TASK INSTRUCTIONS: Output the line containing "Read out every word on this page." and all subsequent lines of the listing below, copied exactly, with no other lines.

RECORDS FOR PROCESSING:
#####

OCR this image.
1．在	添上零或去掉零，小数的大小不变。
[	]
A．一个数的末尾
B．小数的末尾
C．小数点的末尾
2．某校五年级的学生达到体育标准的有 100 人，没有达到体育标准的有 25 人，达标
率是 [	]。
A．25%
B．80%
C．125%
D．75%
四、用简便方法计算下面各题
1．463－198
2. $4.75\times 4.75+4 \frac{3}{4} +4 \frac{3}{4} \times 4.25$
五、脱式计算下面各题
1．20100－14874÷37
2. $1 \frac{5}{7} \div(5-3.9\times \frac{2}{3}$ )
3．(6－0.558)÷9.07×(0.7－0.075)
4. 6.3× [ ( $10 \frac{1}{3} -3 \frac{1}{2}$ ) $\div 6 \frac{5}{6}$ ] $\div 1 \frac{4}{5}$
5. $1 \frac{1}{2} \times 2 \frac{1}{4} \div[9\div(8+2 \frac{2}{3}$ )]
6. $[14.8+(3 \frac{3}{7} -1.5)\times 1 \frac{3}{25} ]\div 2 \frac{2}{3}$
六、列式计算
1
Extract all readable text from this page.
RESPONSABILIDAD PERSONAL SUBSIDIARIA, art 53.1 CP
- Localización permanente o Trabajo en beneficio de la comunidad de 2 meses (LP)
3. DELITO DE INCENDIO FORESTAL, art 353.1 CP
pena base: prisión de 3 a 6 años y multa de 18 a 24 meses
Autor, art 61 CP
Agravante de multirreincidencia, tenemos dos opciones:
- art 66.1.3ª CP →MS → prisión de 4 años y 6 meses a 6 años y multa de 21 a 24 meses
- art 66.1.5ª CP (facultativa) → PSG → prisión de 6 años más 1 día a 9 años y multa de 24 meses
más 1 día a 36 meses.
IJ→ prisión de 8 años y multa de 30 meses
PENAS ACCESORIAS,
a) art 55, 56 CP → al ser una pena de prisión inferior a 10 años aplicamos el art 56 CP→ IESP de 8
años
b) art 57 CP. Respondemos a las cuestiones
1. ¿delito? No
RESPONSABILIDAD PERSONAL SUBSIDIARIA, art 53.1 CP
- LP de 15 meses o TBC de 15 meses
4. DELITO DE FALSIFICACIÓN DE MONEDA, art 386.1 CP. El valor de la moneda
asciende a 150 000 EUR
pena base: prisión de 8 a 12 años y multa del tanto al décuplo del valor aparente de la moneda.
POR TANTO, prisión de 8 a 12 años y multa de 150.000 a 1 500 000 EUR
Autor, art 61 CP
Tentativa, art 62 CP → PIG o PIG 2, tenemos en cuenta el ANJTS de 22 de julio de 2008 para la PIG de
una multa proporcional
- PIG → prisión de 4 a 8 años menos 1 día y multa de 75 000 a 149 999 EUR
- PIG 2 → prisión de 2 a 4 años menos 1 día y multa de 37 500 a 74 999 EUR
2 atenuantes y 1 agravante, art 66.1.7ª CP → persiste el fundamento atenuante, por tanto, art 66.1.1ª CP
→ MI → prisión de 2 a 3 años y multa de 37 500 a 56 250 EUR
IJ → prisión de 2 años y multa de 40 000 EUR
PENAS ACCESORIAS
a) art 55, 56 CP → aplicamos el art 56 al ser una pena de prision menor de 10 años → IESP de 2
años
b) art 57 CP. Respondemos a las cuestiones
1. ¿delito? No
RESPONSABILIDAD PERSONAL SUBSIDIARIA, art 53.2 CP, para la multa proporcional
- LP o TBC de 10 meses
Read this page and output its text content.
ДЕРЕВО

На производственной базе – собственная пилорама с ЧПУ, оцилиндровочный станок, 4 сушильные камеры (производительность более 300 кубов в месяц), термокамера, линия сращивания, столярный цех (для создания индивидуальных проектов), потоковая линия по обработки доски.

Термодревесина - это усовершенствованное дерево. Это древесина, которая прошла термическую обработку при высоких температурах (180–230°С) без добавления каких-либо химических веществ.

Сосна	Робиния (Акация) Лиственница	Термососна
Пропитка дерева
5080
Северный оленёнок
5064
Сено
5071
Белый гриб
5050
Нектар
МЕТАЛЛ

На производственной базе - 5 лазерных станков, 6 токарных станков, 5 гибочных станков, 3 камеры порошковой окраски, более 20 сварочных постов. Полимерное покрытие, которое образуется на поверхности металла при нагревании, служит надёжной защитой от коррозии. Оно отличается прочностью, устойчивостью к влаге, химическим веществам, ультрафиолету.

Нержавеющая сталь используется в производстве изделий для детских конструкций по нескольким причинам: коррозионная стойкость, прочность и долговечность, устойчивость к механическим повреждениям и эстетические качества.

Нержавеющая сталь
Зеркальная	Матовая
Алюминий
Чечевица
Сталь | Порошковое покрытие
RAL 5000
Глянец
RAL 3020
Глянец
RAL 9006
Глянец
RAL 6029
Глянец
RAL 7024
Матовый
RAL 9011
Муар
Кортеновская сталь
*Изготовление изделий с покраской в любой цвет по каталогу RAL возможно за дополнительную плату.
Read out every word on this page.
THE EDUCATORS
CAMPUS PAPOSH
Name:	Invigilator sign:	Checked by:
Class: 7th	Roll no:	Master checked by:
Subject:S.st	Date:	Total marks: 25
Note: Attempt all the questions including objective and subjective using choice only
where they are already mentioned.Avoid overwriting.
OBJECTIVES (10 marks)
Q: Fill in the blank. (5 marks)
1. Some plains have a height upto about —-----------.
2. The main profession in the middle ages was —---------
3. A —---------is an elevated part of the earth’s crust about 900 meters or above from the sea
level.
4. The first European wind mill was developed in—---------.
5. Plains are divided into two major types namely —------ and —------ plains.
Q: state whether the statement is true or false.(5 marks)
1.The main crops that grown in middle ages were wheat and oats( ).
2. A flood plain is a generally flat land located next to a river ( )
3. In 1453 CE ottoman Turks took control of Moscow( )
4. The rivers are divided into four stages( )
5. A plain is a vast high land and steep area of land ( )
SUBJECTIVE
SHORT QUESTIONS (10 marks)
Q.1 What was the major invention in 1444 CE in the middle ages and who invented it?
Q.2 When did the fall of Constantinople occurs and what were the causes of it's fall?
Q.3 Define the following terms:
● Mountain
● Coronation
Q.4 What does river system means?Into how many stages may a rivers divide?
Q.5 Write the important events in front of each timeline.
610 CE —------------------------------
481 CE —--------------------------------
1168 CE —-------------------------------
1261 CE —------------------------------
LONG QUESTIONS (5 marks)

#####

ANSWER TO THIS EXERCISE:
Read out every word on this page.
THE EDUCATORS
CAMPUS PAPOSH
Name:	Invigilator sign:	Checked by:
Class: 7th	Roll no:	Master checked by:
Subject:S.st	Date:	Total marks: 25
Note: Attempt all the questions including objective and subjective using choice only
where they are already mentioned.Avoid overwriting.
OBJECTIVES (10 marks)
Q: Fill in the blank. (5 marks)
1. Some plains have a height upto about —-----------.
2. The main profession in the middle ages was —---------
3. A —---------is an elevated part of the earth’s crust about 900 meters or above from the sea
level.
4. The first European wind mill was developed in—---------.
5. Plains are divided into two major types namely —------ and —------ plains.
Q: state whether the statement is true or false.(5 marks)
1.The main crops that grown in middle ages were wheat and oats( ).
2. A flood plain is a generally flat land located next to a river ( )
3. In 1453 CE ottoman Turks took control of Moscow( )
4. The rivers are divided into four stages( )
5. A plain is a vast high land and steep area of land ( )
SUBJECTIVE
SHORT QUESTIONS (10 marks)
Q.1 What was the major invention in 1444 CE in the middle ages and who invented it?
Q.2 When did the fall of Constantinople occurs and what were the causes of it's fall?
Q.3 Define the following terms:
● Mountain
● Coronation
Q.4 What does river system means?Into how many stages may a rivers divide?
Q.5 Write the important events in front of each timeline.
610 CE —------------------------------
481 CE —--------------------------------
1168 CE —-------------------------------
1261 CE —------------------------------
LONG QUESTIONS (5 marks)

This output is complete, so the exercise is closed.